[Aufgabenstellung] Geben Sie die Zeilen von der Zeile mit „y-axis-label: Average Tensile“ bis einschließlich der Zeile mit „596, 80, 612]“ unverändert aus.

[Bildbasierte Layout-Einträge]
------------------------------------------------

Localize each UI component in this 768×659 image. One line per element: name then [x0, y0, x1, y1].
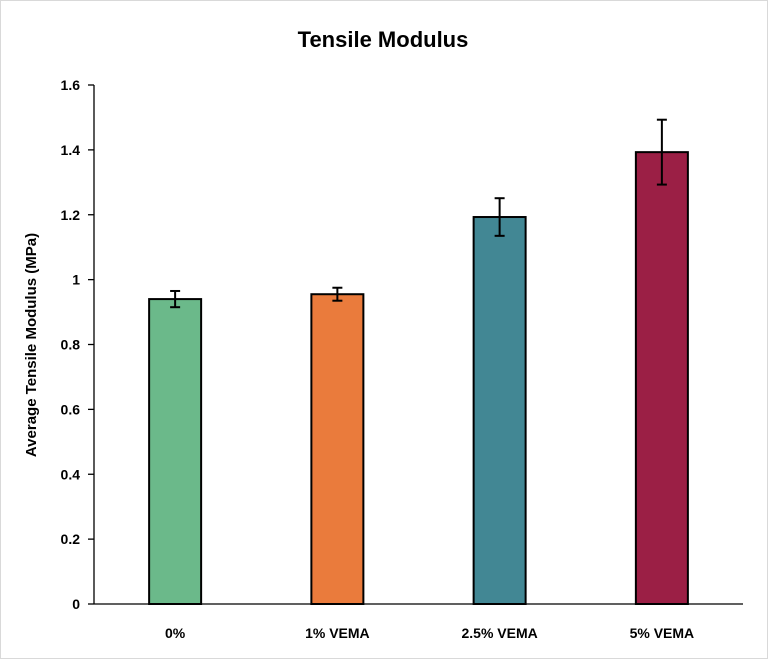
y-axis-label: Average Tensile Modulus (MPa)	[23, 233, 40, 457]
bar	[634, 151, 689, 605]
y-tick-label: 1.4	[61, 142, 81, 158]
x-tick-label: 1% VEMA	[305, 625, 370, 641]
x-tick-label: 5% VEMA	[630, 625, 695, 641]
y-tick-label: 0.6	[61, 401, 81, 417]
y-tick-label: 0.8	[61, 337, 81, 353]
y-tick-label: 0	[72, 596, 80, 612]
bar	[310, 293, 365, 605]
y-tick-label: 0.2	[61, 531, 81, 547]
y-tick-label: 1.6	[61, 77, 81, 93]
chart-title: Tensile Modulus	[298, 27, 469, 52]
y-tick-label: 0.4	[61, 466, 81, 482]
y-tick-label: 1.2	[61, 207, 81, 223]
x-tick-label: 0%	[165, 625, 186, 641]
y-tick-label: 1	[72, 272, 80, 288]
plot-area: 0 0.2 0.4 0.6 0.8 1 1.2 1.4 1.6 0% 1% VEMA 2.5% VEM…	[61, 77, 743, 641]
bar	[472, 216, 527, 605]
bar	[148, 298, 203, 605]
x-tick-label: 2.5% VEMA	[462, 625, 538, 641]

------------------------------------------------

[Lösung]
y-axis-label: Average Tensile Modulus (MPa)	[23, 233, 40, 457]
bar	[634, 151, 689, 605]
y-tick-label: 1.4	[61, 142, 81, 158]
x-tick-label: 1% VEMA	[305, 625, 370, 641]
x-tick-label: 5% VEMA	[630, 625, 695, 641]
y-tick-label: 0.6	[61, 401, 81, 417]
y-tick-label: 0.8	[61, 337, 81, 353]
y-tick-label: 0	[72, 596, 80, 612]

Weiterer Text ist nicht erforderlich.